╭─ Listed entries
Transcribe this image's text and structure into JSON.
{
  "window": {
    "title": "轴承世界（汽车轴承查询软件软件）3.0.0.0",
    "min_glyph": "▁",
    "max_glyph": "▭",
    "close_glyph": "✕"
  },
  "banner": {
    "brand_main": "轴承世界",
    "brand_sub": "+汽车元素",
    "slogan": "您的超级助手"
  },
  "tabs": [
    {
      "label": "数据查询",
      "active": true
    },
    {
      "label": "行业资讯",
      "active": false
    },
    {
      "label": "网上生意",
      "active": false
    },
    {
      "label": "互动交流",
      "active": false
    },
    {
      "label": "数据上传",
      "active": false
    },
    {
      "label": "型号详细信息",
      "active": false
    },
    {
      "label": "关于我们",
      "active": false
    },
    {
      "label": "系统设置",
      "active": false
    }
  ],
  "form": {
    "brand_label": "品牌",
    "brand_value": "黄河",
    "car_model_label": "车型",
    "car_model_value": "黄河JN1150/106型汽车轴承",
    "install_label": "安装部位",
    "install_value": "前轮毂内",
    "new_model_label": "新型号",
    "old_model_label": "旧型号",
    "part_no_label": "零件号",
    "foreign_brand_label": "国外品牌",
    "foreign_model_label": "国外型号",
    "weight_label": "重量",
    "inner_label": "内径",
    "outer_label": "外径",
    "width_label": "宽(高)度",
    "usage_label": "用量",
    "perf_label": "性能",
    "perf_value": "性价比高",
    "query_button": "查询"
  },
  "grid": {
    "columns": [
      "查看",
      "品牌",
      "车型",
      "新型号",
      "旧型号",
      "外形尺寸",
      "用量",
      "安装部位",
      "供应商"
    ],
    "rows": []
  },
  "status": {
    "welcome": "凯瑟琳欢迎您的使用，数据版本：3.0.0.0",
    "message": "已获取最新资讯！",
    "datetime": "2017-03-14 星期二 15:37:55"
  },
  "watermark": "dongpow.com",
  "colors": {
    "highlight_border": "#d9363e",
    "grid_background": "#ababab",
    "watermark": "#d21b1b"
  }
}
╰─
Exercise directions: Return every line of the material exactly.

Expected answer:
Transcribe this image's text and structure into JSON.
{
  "window": {
    "title": "轴承世界（汽车轴承查询软件软件）3.0.0.0",
    "min_glyph": "▁",
    "max_glyph": "▭",
    "close_glyph": "✕"
  },
  "banner": {
    "brand_main": "轴承世界",
    "brand_sub": "+汽车元素",
    "slogan": "您的超级助手"
  },
  "tabs": [
    {
      "label": "数据查询",
      "active": true
    },
    {
      "label": "行业资讯",
      "active": false
    },
    {
      "label": "网上生意",
      "active": false
    },
    {
      "label": "互动交流",
      "active": false
    },
    {
      "label": "数据上传",
      "active": false
    },
    {
      "label": "型号详细信息",
      "active": false
    },
    {
      "label": "关于我们",
      "active": false
    },
    {
      "label": "系统设置",
      "active": false
    }
  ],
  "form": {
    "brand_label": "品牌",
    "brand_value": "黄河",
    "car_model_label": "车型",
    "car_model_value": "黄河JN1150/106型汽车轴承",
    "install_label": "安装部位",
    "install_value": "前轮毂内",
    "new_model_label": "新型号",
    "old_model_label": "旧型号",
    "part_no_label": "零件号",
    "foreign_brand_label": "国外品牌",
    "foreign_model_label": "国外型号",
    "weight_label": "重量",
    "inner_label": "内径",
    "outer_label": "外径",
    "width_label": "宽(高)度",
    "usage_label": "用量",
    "perf_label": "性能",
    "perf_value": "性价比高",
    "query_button": "查询"
  },
  "grid": {
    "columns": [
      "查看",
      "品牌",
      "车型",
      "新型号",
      "旧型号",
      "外形尺寸",
      "用量",
      "安装部位",
      "供应商"
    ],
    "rows": []
  },
  "status": {
    "welcome": "凯瑟琳欢迎您的使用，数据版本：3.0.0.0",
    "message": "已获取最新资讯！",
    "datetime": "2017-03-14 星期二 15:37:55"
  },
  "watermark": "dongpow.com",
  "colors": {
    "highlight_border": "#d9363e",
    "grid_background": "#ababab",
    "watermark": "#d21b1b"
  }
}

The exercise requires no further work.